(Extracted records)
• • • • •

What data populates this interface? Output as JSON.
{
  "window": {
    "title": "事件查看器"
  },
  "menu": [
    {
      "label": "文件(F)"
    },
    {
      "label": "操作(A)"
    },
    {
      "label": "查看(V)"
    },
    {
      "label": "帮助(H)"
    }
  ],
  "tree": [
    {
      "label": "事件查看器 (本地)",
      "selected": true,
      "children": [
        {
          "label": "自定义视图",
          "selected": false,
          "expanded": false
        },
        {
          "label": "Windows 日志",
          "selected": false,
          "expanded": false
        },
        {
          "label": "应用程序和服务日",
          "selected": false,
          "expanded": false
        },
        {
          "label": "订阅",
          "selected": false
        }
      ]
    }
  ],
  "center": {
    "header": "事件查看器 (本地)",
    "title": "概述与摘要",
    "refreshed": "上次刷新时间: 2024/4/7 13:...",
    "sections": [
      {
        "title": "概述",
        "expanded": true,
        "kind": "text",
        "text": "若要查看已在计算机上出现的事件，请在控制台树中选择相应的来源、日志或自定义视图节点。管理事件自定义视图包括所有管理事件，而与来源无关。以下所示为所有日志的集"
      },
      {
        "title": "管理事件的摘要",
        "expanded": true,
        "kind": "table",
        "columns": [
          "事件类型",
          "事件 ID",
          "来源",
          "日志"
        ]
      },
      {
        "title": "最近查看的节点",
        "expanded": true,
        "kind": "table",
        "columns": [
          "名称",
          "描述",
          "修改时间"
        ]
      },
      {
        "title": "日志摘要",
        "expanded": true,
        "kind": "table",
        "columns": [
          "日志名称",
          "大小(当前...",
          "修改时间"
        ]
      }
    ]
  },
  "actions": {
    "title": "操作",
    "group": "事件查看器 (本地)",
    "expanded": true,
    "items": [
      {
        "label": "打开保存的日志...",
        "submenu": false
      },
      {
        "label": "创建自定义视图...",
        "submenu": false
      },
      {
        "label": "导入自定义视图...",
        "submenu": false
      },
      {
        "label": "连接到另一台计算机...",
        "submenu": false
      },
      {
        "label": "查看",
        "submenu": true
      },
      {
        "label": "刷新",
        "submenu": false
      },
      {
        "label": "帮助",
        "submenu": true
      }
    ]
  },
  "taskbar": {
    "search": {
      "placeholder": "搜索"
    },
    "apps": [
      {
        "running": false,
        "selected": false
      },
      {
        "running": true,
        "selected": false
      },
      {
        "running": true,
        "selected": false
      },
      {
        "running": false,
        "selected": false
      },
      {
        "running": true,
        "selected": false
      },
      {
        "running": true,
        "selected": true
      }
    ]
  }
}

• • • • •

[AIM]: Repeat the records above in full, character for character.

[CORRECT RESULT]:
What data populates this interface? Output as JSON.
{
  "window": {
    "title": "事件查看器"
  },
  "menu": [
    {
      "label": "文件(F)"
    },
    {
      "label": "操作(A)"
    },
    {
      "label": "查看(V)"
    },
    {
      "label": "帮助(H)"
    }
  ],
  "tree": [
    {
      "label": "事件查看器 (本地)",
      "selected": true,
      "children": [
        {
          "label": "自定义视图",
          "selected": false,
          "expanded": false
        },
        {
          "label": "Windows 日志",
          "selected": false,
          "expanded": false
        },
        {
          "label": "应用程序和服务日",
          "selected": false,
          "expanded": false
        },
        {
          "label": "订阅",
          "selected": false
        }
      ]
    }
  ],
  "center": {
    "header": "事件查看器 (本地)",
    "title": "概述与摘要",
    "refreshed": "上次刷新时间: 2024/4/7 13:...",
    "sections": [
      {
        "title": "概述",
        "expanded": true,
        "kind": "text",
        "text": "若要查看已在计算机上出现的事件，请在控制台树中选择相应的来源、日志或自定义视图节点。管理事件自定义视图包括所有管理事件，而与来源无关。以下所示为所有日志的集"
      },
      {
        "title": "管理事件的摘要",
        "expanded": true,
        "kind": "table",
        "columns": [
          "事件类型",
          "事件 ID",
          "来源",
          "日志"
        ]
      },
      {
        "title": "最近查看的节点",
        "expanded": true,
        "kind": "table",
        "columns": [
          "名称",
          "描述",
          "修改时间"
        ]
      },
      {
        "title": "日志摘要",
        "expanded": true,
        "kind": "table",
        "columns": [
          "日志名称",
          "大小(当前...",
          "修改时间"
        ]
      }
    ]
  },
  "actions": {
    "title": "操作",
    "group": "事件查看器 (本地)",
    "expanded": true,
    "items": [
      {
        "label": "打开保存的日志...",
        "submenu": false
      },
      {
        "label": "创建自定义视图...",
        "submenu": false
      },
      {
        "label": "导入自定义视图...",
        "submenu": false
      },
      {
        "label": "连接到另一台计算机...",
        "submenu": false
      },
      {
        "label": "查看",
        "submenu": true
      },
      {
        "label": "刷新",
        "submenu": false
      },
      {
        "label": "帮助",
        "submenu": true
      }
    ]
  },
  "taskbar": {
    "search": {
      "placeholder": "搜索"
    },
    "apps": [
      {
        "running": false,
        "selected": false
      },
      {
        "running": true,
        "selected": false
      },
      {
        "running": true,
        "selected": false
      },
      {
        "running": false,
        "selected": false
      },
      {
        "running": true,
        "selected": false
      },
      {
        "running": true,
        "selected": true
      }
    ]
  }
}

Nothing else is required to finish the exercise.